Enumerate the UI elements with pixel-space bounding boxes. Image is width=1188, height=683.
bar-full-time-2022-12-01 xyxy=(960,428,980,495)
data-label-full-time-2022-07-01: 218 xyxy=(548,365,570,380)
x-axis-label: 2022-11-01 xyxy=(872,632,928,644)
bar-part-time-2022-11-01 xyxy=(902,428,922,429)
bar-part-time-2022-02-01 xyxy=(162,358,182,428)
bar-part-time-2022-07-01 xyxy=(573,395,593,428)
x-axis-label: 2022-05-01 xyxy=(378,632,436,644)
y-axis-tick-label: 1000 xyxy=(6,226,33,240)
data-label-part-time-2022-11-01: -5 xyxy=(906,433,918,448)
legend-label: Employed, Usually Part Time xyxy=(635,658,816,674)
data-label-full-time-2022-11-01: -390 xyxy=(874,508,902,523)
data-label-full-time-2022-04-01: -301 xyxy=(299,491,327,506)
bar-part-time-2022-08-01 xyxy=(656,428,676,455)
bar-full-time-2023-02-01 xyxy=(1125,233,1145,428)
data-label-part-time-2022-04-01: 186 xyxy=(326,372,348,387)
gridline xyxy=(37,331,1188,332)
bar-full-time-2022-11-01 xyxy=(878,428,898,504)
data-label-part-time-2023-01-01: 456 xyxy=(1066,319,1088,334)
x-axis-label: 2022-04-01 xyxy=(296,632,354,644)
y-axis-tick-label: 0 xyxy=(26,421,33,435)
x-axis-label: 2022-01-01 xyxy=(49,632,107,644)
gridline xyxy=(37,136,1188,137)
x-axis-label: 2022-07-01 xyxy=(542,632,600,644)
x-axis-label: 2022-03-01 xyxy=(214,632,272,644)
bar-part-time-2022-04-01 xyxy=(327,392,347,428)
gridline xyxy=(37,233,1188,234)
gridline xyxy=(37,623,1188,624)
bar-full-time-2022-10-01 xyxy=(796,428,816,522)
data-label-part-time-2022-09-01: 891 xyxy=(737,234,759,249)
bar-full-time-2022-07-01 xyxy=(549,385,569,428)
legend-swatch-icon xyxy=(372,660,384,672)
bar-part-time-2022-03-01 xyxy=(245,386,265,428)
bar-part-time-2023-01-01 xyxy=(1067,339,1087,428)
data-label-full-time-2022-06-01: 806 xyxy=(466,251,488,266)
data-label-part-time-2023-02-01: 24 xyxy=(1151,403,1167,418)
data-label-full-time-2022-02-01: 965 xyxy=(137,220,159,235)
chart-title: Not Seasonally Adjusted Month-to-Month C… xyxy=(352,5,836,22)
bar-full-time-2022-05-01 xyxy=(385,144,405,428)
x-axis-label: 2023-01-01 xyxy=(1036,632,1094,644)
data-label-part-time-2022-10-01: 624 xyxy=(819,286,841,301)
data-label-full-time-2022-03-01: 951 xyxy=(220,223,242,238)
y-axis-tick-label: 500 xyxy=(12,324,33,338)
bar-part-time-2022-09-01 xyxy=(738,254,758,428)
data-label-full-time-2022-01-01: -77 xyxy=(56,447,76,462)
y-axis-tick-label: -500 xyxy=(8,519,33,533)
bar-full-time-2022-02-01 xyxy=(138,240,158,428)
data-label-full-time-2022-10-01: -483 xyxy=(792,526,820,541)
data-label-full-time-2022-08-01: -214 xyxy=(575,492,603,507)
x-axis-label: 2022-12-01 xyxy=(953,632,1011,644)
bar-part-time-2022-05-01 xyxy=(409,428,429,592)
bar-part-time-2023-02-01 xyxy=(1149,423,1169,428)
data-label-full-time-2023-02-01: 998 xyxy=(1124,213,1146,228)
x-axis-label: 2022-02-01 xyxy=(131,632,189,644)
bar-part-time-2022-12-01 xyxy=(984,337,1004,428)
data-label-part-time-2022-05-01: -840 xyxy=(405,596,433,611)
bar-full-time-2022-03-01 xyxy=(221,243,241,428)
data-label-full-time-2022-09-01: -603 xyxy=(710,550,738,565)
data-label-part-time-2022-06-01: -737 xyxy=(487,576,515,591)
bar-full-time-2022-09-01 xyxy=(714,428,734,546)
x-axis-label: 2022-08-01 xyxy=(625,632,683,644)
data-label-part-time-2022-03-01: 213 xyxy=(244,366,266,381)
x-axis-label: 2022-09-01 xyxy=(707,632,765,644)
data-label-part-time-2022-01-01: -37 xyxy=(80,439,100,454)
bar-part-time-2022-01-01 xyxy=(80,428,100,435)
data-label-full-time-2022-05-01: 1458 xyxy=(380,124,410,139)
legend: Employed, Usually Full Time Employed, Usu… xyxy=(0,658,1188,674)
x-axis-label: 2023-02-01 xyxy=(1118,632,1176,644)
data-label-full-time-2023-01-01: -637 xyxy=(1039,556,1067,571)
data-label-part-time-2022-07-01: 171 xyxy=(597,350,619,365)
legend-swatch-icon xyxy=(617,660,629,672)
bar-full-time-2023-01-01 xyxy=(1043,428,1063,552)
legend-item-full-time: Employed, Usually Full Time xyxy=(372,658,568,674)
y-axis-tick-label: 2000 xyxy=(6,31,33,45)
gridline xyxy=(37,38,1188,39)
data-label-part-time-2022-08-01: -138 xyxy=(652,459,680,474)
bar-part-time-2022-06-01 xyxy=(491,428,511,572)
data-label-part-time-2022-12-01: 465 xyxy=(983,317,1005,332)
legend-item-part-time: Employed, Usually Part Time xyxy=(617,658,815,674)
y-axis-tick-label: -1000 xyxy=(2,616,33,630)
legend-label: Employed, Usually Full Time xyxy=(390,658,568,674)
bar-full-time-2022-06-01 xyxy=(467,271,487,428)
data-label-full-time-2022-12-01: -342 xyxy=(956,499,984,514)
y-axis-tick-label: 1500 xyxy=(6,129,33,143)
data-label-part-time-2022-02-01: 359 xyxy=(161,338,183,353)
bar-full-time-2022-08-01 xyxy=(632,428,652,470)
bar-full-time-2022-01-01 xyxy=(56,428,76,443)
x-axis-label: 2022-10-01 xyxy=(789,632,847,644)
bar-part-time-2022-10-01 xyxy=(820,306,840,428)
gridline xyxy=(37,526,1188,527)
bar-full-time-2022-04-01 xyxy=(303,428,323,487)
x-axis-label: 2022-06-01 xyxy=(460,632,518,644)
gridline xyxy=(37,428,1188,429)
───
▸ EXERCISE DETAILS
Return all of the entries above word for word, leaving every line unchanged.

▸ COMPLETE RESPONSE
Enumerate the UI elements with pixel-space bounding boxes. Image is width=1188, height=683.
bar-full-time-2022-12-01 xyxy=(960,428,980,495)
data-label-full-time-2022-07-01: 218 xyxy=(548,365,570,380)
x-axis-label: 2022-11-01 xyxy=(872,632,928,644)
bar-part-time-2022-11-01 xyxy=(902,428,922,429)
bar-part-time-2022-02-01 xyxy=(162,358,182,428)
bar-part-time-2022-07-01 xyxy=(573,395,593,428)
x-axis-label: 2022-05-01 xyxy=(378,632,436,644)
y-axis-tick-label: 1000 xyxy=(6,226,33,240)
data-label-part-time-2022-11-01: -5 xyxy=(906,433,918,448)
legend-label: Employed, Usually Part Time xyxy=(635,658,816,674)
data-label-full-time-2022-11-01: -390 xyxy=(874,508,902,523)
data-label-full-time-2022-04-01: -301 xyxy=(299,491,327,506)
bar-part-time-2022-08-01 xyxy=(656,428,676,455)
bar-full-time-2023-02-01 xyxy=(1125,233,1145,428)
data-label-part-time-2022-04-01: 186 xyxy=(326,372,348,387)
gridline xyxy=(37,331,1188,332)
bar-full-time-2022-11-01 xyxy=(878,428,898,504)
data-label-part-time-2023-01-01: 456 xyxy=(1066,319,1088,334)
x-axis-label: 2022-04-01 xyxy=(296,632,354,644)
y-axis-tick-label: 0 xyxy=(26,421,33,435)
x-axis-label: 2022-01-01 xyxy=(49,632,107,644)
gridline xyxy=(37,136,1188,137)
x-axis-label: 2022-07-01 xyxy=(542,632,600,644)
x-axis-label: 2022-03-01 xyxy=(214,632,272,644)
bar-part-time-2022-04-01 xyxy=(327,392,347,428)
gridline xyxy=(37,233,1188,234)
gridline xyxy=(37,623,1188,624)
bar-full-time-2022-10-01 xyxy=(796,428,816,522)
data-label-part-time-2022-09-01: 891 xyxy=(737,234,759,249)
bar-full-time-2022-07-01 xyxy=(549,385,569,428)
legend-swatch-icon xyxy=(372,660,384,672)
bar-part-time-2022-03-01 xyxy=(245,386,265,428)
bar-part-time-2023-01-01 xyxy=(1067,339,1087,428)
data-label-full-time-2022-06-01: 806 xyxy=(466,251,488,266)
data-label-part-time-2023-02-01: 24 xyxy=(1151,403,1167,418)
data-label-full-time-2022-02-01: 965 xyxy=(137,220,159,235)
chart-title: Not Seasonally Adjusted Month-to-Month C… xyxy=(352,5,836,22)
bar-full-time-2022-05-01 xyxy=(385,144,405,428)
x-axis-label: 2023-01-01 xyxy=(1036,632,1094,644)
data-label-part-time-2022-10-01: 624 xyxy=(819,286,841,301)
data-label-full-time-2022-03-01: 951 xyxy=(220,223,242,238)
y-axis-tick-label: 500 xyxy=(12,324,33,338)
bar-part-time-2022-09-01 xyxy=(738,254,758,428)
data-label-full-time-2022-01-01: -77 xyxy=(56,447,76,462)
y-axis-tick-label: -500 xyxy=(8,519,33,533)
bar-full-time-2022-02-01 xyxy=(138,240,158,428)
data-label-full-time-2022-10-01: -483 xyxy=(792,526,820,541)
data-label-full-time-2022-08-01: -214 xyxy=(575,492,603,507)
x-axis-label: 2022-12-01 xyxy=(953,632,1011,644)
bar-part-time-2022-05-01 xyxy=(409,428,429,592)
bar-part-time-2023-02-01 xyxy=(1149,423,1169,428)
data-label-full-time-2023-02-01: 998 xyxy=(1124,213,1146,228)
x-axis-label: 2022-02-01 xyxy=(131,632,189,644)
bar-part-time-2022-12-01 xyxy=(984,337,1004,428)
data-label-part-time-2022-05-01: -840 xyxy=(405,596,433,611)
bar-full-time-2022-03-01 xyxy=(221,243,241,428)
data-label-full-time-2022-09-01: -603 xyxy=(710,550,738,565)
data-label-part-time-2022-06-01: -737 xyxy=(487,576,515,591)
bar-full-time-2022-09-01 xyxy=(714,428,734,546)
x-axis-label: 2022-08-01 xyxy=(625,632,683,644)
data-label-part-time-2022-03-01: 213 xyxy=(244,366,266,381)
x-axis-label: 2022-09-01 xyxy=(707,632,765,644)
data-label-part-time-2022-01-01: -37 xyxy=(80,439,100,454)
bar-part-time-2022-01-01 xyxy=(80,428,100,435)
data-label-full-time-2022-05-01: 1458 xyxy=(380,124,410,139)
legend: Employed, Usually Full Time Employed, Usu… xyxy=(0,658,1188,674)
x-axis-label: 2023-02-01 xyxy=(1118,632,1176,644)
data-label-full-time-2023-01-01: -637 xyxy=(1039,556,1067,571)
data-label-part-time-2022-07-01: 171 xyxy=(597,350,619,365)
legend-swatch-icon xyxy=(617,660,629,672)
bar-full-time-2023-01-01 xyxy=(1043,428,1063,552)
legend-item-full-time: Employed, Usually Full Time xyxy=(372,658,568,674)
y-axis-tick-label: 2000 xyxy=(6,31,33,45)
gridline xyxy=(37,38,1188,39)
data-label-part-time-2022-08-01: -138 xyxy=(652,459,680,474)
bar-part-time-2022-06-01 xyxy=(491,428,511,572)
data-label-part-time-2022-12-01: 465 xyxy=(983,317,1005,332)
legend-item-part-time: Employed, Usually Part Time xyxy=(617,658,815,674)
y-axis-tick-label: -1000 xyxy=(2,616,33,630)
legend-label: Employed, Usually Full Time xyxy=(390,658,568,674)
bar-full-time-2022-06-01 xyxy=(467,271,487,428)
data-label-full-time-2022-12-01: -342 xyxy=(956,499,984,514)
y-axis-tick-label: 1500 xyxy=(6,129,33,143)
data-label-part-time-2022-02-01: 359 xyxy=(161,338,183,353)
bar-full-time-2022-08-01 xyxy=(632,428,652,470)
bar-full-time-2022-01-01 xyxy=(56,428,76,443)
x-axis-label: 2022-10-01 xyxy=(789,632,847,644)
bar-part-time-2022-10-01 xyxy=(820,306,840,428)
gridline xyxy=(37,526,1188,527)
bar-full-time-2022-04-01 xyxy=(303,428,323,487)
x-axis-label: 2022-06-01 xyxy=(460,632,518,644)
gridline xyxy=(37,428,1188,429)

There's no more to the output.